▶ WHAT YOU NEED TO DO
Reproduce the material exactly, omitting nothing.
>> BEGIN EXCERPTED RECORDS
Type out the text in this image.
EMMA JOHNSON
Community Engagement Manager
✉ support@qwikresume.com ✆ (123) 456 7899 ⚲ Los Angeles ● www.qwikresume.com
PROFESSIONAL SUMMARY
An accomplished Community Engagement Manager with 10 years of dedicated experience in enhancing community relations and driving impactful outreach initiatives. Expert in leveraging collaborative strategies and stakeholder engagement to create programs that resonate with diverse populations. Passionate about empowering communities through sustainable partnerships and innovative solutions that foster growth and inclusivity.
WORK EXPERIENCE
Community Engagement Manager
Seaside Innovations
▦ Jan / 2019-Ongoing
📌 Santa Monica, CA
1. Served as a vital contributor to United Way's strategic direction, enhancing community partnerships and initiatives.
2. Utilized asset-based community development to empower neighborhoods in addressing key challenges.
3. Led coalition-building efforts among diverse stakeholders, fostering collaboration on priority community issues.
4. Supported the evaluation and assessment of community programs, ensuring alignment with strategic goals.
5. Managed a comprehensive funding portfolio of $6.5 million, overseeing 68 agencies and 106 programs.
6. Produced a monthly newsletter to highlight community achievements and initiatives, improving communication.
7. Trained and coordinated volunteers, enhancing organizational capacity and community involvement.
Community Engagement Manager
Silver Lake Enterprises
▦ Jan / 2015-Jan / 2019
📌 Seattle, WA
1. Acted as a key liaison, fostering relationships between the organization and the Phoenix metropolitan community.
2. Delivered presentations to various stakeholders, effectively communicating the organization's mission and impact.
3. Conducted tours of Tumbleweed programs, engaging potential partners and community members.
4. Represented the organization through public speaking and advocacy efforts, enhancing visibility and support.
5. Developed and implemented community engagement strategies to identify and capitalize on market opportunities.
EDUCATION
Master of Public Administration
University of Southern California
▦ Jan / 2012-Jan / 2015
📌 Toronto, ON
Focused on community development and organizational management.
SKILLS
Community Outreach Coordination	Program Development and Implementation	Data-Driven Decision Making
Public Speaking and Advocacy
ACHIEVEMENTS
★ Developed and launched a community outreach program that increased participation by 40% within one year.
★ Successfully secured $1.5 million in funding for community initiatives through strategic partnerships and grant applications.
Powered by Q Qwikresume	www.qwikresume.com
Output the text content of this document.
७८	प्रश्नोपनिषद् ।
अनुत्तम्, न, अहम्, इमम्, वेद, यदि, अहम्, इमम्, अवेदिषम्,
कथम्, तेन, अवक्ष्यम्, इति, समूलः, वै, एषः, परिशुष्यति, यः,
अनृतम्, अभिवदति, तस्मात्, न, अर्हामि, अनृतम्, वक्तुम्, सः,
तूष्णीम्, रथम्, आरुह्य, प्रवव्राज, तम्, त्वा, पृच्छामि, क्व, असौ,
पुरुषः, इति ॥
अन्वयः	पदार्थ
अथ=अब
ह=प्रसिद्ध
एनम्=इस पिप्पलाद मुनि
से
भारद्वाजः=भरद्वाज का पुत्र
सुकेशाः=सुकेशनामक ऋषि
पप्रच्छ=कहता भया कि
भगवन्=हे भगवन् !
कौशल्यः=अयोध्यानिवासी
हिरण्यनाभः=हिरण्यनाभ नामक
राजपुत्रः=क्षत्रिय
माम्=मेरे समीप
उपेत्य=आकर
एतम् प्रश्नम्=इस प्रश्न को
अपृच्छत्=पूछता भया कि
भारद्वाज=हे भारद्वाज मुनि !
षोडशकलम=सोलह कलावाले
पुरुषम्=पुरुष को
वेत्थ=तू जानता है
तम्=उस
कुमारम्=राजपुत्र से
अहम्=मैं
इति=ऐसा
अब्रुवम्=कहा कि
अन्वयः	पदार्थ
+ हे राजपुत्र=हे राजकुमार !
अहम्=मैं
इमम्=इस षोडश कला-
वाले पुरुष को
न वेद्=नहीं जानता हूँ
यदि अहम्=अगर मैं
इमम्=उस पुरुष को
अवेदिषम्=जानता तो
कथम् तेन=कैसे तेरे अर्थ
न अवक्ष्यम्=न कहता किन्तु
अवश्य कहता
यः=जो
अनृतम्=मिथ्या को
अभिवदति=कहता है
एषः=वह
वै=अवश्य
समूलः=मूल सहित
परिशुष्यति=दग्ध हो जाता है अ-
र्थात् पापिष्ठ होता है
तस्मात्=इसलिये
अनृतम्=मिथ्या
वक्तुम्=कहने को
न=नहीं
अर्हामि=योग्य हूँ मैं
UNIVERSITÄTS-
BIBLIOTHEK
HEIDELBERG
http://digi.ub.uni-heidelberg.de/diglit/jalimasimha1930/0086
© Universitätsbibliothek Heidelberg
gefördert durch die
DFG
>> END EXCERPTED RECORDS
▶ SOLVED PROBLEM
Type out the text in this image.
EMMA JOHNSON
Community Engagement Manager
✉ support@qwikresume.com ✆ (123) 456 7899 ⚲ Los Angeles ● www.qwikresume.com
PROFESSIONAL SUMMARY
An accomplished Community Engagement Manager with 10 years of dedicated experience in enhancing community relations and driving impactful outreach initiatives. Expert in leveraging collaborative strategies and stakeholder engagement to create programs that resonate with diverse populations. Passionate about empowering communities through sustainable partnerships and innovative solutions that foster growth and inclusivity.
WORK EXPERIENCE
Community Engagement Manager
Seaside Innovations
▦ Jan / 2019-Ongoing
📌 Santa Monica, CA
1. Served as a vital contributor to United Way's strategic direction, enhancing community partnerships and initiatives.
2. Utilized asset-based community development to empower neighborhoods in addressing key challenges.
3. Led coalition-building efforts among diverse stakeholders, fostering collaboration on priority community issues.
4. Supported the evaluation and assessment of community programs, ensuring alignment with strategic goals.
5. Managed a comprehensive funding portfolio of $6.5 million, overseeing 68 agencies and 106 programs.
6. Produced a monthly newsletter to highlight community achievements and initiatives, improving communication.
7. Trained and coordinated volunteers, enhancing organizational capacity and community involvement.
Community Engagement Manager
Silver Lake Enterprises
▦ Jan / 2015-Jan / 2019
📌 Seattle, WA
1. Acted as a key liaison, fostering relationships between the organization and the Phoenix metropolitan community.
2. Delivered presentations to various stakeholders, effectively communicating the organization's mission and impact.
3. Conducted tours of Tumbleweed programs, engaging potential partners and community members.
4. Represented the organization through public speaking and advocacy efforts, enhancing visibility and support.
5. Developed and implemented community engagement strategies to identify and capitalize on market opportunities.
EDUCATION
Master of Public Administration
University of Southern California
▦ Jan / 2012-Jan / 2015
📌 Toronto, ON
Focused on community development and organizational management.
SKILLS
Community Outreach Coordination	Program Development and Implementation	Data-Driven Decision Making
Public Speaking and Advocacy
ACHIEVEMENTS
★ Developed and launched a community outreach program that increased participation by 40% within one year.
★ Successfully secured $1.5 million in funding for community initiatives through strategic partnerships and grant applications.
Powered by Q Qwikresume	www.qwikresume.com
Output the text content of this document.
७८	प्रश्नोपनिषद् ।
अनुत्तम्, न, अहम्, इमम्, वेद, यदि, अहम्, इमम्, अवेदिषम्,
कथम्, तेन, अवक्ष्यम्, इति, समूलः, वै, एषः, परिशुष्यति, यः,
अनृतम्, अभिवदति, तस्मात्, न, अर्हामि, अनृतम्, वक्तुम्, सः,
तूष्णीम्, रथम्, आरुह्य, प्रवव्राज, तम्, त्वा, पृच्छामि, क्व, असौ,
पुरुषः, इति ॥
अन्वयः	पदार्थ
अथ=अब
ह=प्रसिद्ध
एनम्=इस पिप्पलाद मुनि
से
भारद्वाजः=भरद्वाज का पुत्र
सुकेशाः=सुकेशनामक ऋषि
पप्रच्छ=कहता भया कि
भगवन्=हे भगवन् !
कौशल्यः=अयोध्यानिवासी
हिरण्यनाभः=हिरण्यनाभ नामक
राजपुत्रः=क्षत्रिय
माम्=मेरे समीप
उपेत्य=आकर
एतम् प्रश्नम्=इस प्रश्न को
अपृच्छत्=पूछता भया कि
भारद्वाज=हे भारद्वाज मुनि !
षोडशकलम=सोलह कलावाले
पुरुषम्=पुरुष को
वेत्थ=तू जानता है
तम्=उस
कुमारम्=राजपुत्र से
अहम्=मैं
इति=ऐसा
अब्रुवम्=कहा कि
अन्वयः	पदार्थ
+ हे राजपुत्र=हे राजकुमार !
अहम्=मैं
इमम्=इस षोडश कला-
वाले पुरुष को
न वेद्=नहीं जानता हूँ
यदि अहम्=अगर मैं
इमम्=उस पुरुष को
अवेदिषम्=जानता तो
कथम् तेन=कैसे तेरे अर्थ
न अवक्ष्यम्=न कहता किन्तु
अवश्य कहता
यः=जो
अनृतम्=मिथ्या को
अभिवदति=कहता है
एषः=वह
वै=अवश्य
समूलः=मूल सहित
परिशुष्यति=दग्ध हो जाता है अ-
र्थात् पापिष्ठ होता है
तस्मात्=इसलिये
अनृतम्=मिथ्या
वक्तुम्=कहने को
न=नहीं
अर्हामि=योग्य हूँ मैं
UNIVERSITÄTS-
BIBLIOTHEK
HEIDELBERG
http://digi.ub.uni-heidelberg.de/diglit/jalimasimha1930/0086
© Universitätsbibliothek Heidelberg
gefördert durch die
DFG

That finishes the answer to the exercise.